# TO DO
Go through the material below and copy all lines with "утверждает".

::: DATA TO USE

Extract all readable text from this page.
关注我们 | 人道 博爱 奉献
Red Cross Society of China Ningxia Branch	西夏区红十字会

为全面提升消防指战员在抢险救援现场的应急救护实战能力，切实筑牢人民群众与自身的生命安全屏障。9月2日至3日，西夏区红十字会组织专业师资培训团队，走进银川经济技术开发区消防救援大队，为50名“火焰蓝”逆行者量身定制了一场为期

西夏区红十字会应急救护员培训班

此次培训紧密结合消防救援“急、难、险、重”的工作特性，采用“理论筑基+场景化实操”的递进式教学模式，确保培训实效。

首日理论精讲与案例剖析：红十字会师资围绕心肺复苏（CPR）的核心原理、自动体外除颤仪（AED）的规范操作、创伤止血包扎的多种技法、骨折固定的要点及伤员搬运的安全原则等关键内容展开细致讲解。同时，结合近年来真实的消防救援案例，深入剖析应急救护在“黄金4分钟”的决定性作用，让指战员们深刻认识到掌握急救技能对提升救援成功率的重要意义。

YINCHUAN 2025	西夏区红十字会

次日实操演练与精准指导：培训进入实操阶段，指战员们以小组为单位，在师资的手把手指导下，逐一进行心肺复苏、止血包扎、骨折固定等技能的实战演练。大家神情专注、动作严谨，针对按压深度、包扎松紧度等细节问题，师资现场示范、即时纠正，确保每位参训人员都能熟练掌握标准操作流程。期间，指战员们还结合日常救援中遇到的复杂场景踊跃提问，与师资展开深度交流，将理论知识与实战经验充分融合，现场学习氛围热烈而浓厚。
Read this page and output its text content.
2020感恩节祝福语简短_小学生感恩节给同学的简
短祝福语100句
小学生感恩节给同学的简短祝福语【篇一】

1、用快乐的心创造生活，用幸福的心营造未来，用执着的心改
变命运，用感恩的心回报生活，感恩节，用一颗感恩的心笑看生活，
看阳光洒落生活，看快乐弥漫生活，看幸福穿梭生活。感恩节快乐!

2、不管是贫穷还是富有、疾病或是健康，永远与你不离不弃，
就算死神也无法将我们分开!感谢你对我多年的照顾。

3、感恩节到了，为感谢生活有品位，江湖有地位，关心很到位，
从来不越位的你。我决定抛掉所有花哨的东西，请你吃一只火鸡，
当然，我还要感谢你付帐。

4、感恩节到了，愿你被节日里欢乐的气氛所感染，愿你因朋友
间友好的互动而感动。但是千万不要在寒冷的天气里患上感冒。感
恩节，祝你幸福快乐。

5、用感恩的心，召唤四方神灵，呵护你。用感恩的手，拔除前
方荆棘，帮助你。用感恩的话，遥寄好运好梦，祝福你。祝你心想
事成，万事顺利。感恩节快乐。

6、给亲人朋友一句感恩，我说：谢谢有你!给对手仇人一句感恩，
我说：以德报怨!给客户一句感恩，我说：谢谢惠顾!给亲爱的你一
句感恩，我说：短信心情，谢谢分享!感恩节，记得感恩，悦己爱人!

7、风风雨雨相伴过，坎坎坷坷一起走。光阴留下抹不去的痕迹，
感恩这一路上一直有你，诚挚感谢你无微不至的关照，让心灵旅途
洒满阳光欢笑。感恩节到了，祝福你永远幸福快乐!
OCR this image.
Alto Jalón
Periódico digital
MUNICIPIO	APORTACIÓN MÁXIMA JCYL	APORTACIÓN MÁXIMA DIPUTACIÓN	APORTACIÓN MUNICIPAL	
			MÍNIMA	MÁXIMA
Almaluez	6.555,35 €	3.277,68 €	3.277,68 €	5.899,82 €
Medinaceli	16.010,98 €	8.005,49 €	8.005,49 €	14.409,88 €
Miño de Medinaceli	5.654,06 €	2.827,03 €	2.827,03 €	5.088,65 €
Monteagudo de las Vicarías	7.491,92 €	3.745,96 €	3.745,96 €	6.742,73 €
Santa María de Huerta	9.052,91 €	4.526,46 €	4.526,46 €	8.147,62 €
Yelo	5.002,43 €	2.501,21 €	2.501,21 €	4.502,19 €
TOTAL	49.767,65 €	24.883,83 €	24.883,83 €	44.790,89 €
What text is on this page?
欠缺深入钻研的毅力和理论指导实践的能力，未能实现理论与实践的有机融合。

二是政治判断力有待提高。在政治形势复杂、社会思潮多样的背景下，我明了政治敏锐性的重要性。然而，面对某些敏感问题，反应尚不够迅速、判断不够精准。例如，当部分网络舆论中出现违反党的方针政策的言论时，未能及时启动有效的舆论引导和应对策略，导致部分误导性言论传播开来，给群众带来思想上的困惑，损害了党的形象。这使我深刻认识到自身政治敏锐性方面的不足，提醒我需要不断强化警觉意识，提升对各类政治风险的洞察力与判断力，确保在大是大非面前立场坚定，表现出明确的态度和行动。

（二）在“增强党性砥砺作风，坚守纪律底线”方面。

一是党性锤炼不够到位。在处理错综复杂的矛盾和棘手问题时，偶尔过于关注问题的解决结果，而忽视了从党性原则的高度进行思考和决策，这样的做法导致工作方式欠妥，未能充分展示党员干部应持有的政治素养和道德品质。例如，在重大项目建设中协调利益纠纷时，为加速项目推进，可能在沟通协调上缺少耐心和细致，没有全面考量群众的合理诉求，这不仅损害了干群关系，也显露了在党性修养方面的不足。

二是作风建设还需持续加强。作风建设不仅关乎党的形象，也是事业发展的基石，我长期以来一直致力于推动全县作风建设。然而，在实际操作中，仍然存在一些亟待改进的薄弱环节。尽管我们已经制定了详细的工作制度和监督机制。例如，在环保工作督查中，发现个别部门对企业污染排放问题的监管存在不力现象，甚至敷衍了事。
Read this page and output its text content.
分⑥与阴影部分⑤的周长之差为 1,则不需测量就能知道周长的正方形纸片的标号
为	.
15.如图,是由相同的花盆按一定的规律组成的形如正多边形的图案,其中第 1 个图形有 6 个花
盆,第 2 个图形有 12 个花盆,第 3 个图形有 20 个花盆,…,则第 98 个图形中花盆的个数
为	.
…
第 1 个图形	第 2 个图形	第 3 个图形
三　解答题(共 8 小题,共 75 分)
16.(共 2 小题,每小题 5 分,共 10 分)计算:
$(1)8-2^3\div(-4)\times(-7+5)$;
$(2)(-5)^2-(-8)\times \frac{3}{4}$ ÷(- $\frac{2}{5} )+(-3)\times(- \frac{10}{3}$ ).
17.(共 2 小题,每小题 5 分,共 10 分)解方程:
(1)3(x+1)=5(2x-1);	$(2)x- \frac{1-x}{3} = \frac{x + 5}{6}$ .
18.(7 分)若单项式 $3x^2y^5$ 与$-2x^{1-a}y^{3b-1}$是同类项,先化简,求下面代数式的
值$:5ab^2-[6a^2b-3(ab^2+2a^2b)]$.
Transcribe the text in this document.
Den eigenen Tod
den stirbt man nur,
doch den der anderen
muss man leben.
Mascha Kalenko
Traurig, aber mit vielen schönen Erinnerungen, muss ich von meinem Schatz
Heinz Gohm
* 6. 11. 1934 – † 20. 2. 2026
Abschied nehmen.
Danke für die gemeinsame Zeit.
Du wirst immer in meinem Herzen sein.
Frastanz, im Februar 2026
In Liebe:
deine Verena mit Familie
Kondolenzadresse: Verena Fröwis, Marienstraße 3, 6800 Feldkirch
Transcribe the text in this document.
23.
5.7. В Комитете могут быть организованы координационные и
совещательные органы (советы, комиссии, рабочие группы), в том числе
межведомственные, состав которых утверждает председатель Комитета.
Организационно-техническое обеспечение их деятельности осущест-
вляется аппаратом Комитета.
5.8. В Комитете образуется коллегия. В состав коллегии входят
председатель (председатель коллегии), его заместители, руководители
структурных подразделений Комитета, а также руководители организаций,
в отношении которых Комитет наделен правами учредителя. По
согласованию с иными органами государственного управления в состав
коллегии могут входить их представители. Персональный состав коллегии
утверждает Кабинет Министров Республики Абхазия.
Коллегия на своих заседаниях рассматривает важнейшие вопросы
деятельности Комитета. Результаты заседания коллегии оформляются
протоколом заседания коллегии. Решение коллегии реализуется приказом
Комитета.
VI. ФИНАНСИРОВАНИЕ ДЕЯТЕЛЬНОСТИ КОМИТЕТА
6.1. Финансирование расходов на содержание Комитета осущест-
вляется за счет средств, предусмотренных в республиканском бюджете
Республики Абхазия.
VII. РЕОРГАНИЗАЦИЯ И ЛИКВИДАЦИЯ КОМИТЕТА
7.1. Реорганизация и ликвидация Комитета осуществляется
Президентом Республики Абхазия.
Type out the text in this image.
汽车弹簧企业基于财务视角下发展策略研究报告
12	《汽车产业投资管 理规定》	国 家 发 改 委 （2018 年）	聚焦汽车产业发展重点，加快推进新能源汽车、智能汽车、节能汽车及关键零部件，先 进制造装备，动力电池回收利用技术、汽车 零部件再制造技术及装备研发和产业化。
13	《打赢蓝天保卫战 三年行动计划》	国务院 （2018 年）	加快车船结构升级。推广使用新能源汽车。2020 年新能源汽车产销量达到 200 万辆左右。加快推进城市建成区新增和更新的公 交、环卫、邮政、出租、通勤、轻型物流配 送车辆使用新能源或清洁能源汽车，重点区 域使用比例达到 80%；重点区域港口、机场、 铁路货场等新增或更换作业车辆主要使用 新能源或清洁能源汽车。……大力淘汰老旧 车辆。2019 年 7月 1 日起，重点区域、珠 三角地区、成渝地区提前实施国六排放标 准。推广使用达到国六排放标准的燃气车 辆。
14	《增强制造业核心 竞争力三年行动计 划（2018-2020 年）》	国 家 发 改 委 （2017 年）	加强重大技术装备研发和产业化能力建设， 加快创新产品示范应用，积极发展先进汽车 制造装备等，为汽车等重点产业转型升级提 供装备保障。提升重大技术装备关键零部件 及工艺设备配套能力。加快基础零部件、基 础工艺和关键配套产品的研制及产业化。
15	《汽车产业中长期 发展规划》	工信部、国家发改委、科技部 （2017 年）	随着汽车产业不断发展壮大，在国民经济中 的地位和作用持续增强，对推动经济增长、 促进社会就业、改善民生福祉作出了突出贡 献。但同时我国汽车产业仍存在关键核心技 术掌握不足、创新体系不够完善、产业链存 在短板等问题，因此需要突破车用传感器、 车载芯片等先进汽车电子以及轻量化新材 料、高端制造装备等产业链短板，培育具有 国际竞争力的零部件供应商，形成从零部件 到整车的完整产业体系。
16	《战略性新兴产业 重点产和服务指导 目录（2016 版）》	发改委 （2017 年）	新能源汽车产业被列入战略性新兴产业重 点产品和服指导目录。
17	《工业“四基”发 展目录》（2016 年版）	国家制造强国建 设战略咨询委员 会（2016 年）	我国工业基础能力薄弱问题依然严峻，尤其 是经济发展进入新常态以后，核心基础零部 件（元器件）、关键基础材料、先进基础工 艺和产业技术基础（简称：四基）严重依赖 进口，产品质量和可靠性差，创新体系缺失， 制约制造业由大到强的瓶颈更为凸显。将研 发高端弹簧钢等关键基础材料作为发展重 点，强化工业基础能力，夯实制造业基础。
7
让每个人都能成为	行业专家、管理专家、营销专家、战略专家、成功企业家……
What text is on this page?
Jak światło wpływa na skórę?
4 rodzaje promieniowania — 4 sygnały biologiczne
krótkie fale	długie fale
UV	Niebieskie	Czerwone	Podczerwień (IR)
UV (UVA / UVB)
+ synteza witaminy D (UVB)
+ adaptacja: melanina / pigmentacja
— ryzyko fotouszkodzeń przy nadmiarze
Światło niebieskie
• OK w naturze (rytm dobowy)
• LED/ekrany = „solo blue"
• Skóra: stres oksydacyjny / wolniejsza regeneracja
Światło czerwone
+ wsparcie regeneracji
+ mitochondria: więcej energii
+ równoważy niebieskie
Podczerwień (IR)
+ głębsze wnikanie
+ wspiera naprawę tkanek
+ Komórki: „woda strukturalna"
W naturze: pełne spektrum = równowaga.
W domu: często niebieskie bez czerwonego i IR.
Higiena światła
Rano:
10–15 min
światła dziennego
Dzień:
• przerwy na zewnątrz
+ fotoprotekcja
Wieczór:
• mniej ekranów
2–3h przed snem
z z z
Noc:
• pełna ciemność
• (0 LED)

::::::

# IN RESPONSE
межведомственные, состав которых утверждает председатель Комитета.
утверждает Кабинет Министров Республики Абхазия.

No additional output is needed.